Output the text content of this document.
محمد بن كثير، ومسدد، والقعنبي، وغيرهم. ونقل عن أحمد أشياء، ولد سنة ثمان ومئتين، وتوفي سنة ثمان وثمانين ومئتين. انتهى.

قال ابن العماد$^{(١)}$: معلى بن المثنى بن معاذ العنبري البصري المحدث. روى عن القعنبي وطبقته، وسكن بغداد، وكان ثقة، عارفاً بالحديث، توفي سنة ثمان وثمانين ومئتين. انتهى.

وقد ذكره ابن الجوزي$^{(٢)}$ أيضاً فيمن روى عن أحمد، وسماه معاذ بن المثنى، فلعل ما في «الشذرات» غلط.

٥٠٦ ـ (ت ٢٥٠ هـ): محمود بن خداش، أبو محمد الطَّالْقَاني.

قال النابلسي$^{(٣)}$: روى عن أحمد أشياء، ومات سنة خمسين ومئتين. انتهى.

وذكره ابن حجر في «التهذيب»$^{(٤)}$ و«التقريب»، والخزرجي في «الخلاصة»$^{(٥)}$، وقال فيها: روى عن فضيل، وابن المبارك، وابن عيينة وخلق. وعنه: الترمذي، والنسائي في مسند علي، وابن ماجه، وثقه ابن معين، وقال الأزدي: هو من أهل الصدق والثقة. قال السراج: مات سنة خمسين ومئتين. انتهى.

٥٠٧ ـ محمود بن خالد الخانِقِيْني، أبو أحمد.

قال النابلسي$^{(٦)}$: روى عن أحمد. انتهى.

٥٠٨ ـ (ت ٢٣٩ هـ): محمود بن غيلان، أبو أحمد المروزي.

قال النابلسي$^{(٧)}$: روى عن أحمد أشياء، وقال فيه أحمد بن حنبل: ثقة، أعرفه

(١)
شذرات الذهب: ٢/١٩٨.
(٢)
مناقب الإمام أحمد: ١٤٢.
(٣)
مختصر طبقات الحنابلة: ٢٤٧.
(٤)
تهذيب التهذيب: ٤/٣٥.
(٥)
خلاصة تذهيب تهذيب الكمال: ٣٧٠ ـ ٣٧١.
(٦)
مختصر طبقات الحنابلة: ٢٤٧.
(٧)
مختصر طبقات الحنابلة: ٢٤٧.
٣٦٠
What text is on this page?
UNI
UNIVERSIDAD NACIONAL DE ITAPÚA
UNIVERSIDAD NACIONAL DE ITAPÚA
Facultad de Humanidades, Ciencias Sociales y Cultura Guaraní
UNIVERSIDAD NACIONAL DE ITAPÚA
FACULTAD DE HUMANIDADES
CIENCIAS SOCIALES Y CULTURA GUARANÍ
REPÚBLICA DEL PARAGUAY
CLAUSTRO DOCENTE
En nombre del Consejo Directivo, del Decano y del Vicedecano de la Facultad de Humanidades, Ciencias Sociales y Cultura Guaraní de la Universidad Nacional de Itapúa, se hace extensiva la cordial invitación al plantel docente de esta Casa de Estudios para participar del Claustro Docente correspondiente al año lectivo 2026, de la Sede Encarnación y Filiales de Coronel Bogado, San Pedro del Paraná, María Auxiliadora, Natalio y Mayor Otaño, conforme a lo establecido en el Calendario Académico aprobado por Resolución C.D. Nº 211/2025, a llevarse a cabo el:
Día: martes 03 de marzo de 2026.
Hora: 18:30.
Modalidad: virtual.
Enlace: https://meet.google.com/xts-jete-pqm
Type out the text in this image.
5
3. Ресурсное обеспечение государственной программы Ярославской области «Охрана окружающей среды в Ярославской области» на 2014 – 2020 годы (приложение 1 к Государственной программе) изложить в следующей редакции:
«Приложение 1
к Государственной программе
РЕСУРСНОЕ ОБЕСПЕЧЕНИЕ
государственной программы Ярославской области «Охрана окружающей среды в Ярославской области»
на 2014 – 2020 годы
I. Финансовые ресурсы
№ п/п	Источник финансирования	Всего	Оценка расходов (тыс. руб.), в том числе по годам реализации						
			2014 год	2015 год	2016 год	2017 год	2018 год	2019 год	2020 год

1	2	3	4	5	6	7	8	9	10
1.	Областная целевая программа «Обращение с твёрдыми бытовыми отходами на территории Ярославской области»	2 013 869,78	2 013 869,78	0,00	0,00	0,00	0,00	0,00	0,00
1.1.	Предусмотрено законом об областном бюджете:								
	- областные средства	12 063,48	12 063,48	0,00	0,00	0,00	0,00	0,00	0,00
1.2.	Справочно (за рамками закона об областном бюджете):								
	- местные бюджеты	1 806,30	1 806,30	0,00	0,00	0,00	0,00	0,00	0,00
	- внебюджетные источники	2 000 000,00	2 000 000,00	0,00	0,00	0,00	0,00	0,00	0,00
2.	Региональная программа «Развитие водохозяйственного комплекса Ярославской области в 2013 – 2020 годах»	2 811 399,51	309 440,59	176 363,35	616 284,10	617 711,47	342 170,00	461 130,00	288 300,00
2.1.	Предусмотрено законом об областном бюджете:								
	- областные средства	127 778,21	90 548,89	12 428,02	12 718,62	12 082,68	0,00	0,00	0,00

————————

Out of the records, collect only those lines that contain the string "программа".

1.	Областная целевая программа «Обращение с твёрдыми бытовыми отходами на территории Ярославской области»	2 013 869,78	2 013 869,78	0,00	0,00	0,00	0,00	0,00	0,00
2.	Региональная программа «Развитие водохозяйственного комплекса Ярославской области в 2013 – 2020 годах»	2 811 399,51	309 440,59	176 363,35	616 284,10	617 711,47	342 170,00	461 130,00	288 300,00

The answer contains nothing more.